OBJECTIVE: Tell how many lines contain the word "this". Reply with the number only.

DATA SHOWN:
— START —

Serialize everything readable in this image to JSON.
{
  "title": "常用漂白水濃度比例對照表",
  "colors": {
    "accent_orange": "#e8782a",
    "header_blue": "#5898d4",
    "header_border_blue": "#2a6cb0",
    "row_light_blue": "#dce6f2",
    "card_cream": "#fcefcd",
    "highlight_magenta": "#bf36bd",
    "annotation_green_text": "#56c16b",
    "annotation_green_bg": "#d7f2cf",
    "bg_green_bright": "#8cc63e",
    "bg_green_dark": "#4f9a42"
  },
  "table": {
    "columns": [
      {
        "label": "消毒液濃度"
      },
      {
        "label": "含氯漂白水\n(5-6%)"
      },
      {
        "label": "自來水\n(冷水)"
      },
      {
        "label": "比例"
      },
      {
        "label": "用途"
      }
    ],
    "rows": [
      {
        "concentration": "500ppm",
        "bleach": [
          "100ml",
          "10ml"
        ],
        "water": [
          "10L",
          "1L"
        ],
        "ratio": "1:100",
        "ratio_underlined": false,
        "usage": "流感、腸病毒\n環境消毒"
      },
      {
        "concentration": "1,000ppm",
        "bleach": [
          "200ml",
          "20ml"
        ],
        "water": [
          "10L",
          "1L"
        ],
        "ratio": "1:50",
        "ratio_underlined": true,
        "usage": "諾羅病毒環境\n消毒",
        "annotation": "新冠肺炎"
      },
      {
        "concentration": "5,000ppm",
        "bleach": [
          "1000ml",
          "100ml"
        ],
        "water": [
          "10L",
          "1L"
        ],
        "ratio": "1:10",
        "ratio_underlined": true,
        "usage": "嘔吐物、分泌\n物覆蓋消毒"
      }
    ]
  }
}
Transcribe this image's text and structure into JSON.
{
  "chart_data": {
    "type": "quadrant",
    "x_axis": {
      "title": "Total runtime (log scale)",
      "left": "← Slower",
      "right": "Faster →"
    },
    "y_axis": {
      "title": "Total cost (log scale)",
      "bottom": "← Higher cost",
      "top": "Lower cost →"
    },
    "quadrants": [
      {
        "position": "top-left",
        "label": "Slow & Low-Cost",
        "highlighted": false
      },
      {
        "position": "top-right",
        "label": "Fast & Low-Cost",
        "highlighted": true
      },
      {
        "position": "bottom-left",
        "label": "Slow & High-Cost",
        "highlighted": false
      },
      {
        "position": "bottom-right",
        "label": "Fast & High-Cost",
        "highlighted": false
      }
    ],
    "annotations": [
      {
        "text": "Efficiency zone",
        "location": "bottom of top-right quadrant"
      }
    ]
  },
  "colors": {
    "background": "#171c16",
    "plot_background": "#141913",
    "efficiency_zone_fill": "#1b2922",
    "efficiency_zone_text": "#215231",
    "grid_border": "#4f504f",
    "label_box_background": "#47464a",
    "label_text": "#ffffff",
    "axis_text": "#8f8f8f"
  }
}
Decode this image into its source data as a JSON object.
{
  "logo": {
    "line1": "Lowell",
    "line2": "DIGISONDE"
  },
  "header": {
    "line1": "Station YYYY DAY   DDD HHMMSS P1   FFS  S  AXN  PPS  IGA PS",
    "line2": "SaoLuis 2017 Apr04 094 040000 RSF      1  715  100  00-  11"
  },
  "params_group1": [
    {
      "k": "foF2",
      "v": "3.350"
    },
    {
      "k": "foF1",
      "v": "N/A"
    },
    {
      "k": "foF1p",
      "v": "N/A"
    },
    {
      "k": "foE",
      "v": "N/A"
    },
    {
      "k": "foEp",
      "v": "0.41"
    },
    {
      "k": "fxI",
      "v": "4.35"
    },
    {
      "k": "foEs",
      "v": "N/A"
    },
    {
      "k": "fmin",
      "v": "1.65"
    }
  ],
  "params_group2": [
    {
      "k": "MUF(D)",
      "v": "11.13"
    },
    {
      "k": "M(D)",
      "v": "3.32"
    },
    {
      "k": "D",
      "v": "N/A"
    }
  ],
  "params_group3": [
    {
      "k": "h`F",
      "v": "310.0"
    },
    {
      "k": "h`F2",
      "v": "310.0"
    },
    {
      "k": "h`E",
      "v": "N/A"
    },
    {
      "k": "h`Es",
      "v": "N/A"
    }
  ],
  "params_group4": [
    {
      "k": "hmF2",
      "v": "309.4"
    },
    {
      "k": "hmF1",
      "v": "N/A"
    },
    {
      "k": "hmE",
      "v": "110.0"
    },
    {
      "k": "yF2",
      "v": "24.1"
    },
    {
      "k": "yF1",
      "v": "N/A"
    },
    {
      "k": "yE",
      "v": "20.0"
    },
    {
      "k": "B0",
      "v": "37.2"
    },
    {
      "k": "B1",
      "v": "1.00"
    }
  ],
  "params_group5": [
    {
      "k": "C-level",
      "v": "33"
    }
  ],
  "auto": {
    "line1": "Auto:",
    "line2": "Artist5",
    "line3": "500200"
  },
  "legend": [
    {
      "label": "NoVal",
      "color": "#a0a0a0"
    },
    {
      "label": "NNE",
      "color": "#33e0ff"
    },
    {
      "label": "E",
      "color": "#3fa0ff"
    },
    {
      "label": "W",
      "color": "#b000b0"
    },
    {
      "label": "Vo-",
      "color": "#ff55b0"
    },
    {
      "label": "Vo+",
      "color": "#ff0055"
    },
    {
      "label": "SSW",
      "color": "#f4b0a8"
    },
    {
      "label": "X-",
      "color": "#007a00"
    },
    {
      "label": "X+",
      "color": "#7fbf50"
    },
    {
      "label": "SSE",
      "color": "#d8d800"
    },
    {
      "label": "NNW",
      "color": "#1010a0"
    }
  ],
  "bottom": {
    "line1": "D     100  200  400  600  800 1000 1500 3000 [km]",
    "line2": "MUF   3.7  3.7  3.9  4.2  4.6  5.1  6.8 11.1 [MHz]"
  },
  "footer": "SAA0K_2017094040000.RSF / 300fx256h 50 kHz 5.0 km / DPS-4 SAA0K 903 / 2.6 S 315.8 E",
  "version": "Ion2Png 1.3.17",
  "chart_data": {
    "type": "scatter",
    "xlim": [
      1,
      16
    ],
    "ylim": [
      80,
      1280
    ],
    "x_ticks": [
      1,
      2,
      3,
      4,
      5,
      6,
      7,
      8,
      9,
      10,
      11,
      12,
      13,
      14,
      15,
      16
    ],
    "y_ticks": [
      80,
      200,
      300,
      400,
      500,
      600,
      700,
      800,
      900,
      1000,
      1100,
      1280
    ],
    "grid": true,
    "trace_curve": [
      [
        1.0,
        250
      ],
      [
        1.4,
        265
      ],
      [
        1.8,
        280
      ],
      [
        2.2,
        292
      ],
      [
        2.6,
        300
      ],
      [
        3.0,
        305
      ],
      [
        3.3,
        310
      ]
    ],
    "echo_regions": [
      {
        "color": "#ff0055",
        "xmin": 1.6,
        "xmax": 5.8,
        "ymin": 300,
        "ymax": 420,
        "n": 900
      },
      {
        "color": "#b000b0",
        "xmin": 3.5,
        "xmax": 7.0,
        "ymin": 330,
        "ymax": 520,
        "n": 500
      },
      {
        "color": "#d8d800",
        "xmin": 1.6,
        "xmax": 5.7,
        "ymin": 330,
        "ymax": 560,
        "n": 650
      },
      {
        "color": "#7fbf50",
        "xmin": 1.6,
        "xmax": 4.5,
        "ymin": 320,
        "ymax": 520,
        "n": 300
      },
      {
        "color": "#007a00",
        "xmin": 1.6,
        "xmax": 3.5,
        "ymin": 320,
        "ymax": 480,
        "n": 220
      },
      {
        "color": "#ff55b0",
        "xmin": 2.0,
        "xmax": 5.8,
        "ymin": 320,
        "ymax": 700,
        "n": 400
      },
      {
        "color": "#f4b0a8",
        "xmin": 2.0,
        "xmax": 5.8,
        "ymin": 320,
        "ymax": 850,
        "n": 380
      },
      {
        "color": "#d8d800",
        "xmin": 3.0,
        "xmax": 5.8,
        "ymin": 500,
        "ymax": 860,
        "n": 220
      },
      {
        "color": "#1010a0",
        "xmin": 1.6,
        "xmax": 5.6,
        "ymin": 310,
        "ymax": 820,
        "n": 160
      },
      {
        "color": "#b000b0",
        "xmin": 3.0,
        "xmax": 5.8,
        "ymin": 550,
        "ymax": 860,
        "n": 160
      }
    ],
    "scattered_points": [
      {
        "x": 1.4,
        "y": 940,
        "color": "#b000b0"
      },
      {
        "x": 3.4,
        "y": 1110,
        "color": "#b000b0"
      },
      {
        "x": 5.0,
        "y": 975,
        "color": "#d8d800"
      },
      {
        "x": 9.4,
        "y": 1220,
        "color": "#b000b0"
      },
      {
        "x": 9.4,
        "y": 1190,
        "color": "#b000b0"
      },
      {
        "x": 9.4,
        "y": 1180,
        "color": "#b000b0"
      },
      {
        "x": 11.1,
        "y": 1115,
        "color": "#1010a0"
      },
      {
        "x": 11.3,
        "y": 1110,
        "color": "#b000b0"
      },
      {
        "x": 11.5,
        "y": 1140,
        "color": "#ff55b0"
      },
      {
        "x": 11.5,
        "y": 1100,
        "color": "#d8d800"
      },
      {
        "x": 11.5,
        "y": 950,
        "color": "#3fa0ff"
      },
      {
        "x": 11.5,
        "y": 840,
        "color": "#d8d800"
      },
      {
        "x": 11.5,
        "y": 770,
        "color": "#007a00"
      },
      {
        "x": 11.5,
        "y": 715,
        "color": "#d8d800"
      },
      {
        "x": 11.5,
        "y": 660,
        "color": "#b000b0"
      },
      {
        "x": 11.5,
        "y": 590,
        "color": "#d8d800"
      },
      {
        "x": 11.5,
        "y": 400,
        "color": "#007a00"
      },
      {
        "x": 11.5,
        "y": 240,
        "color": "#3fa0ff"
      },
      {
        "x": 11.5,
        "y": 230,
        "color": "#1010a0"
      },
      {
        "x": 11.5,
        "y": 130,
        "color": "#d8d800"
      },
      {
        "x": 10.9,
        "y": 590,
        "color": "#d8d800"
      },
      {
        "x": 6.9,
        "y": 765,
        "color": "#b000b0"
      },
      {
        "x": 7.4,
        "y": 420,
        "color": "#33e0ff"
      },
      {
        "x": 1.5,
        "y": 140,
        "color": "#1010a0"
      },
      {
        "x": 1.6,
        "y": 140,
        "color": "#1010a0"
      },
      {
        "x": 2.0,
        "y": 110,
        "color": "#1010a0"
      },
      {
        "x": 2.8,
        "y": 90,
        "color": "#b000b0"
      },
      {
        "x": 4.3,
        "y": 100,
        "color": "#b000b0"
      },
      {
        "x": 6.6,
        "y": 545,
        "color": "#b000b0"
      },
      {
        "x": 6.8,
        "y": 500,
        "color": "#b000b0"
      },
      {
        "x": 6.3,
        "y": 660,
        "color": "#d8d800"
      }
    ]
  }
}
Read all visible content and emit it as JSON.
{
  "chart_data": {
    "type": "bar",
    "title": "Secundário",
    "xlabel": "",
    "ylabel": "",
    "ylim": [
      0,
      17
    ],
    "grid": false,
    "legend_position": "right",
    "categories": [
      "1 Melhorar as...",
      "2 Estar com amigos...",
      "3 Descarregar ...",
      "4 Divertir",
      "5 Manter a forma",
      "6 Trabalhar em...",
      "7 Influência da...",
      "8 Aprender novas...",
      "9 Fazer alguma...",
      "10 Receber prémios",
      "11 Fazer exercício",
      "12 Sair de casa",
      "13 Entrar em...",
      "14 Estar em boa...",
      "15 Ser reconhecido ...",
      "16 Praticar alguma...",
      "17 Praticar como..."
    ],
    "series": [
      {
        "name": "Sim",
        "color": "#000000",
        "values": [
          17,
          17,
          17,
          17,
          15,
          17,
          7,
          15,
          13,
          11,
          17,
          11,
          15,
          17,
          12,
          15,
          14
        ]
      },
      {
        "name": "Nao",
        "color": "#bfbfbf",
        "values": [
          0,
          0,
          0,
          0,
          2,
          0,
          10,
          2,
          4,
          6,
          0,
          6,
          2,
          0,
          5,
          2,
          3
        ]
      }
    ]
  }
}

— END —

RESULT BELOW: 3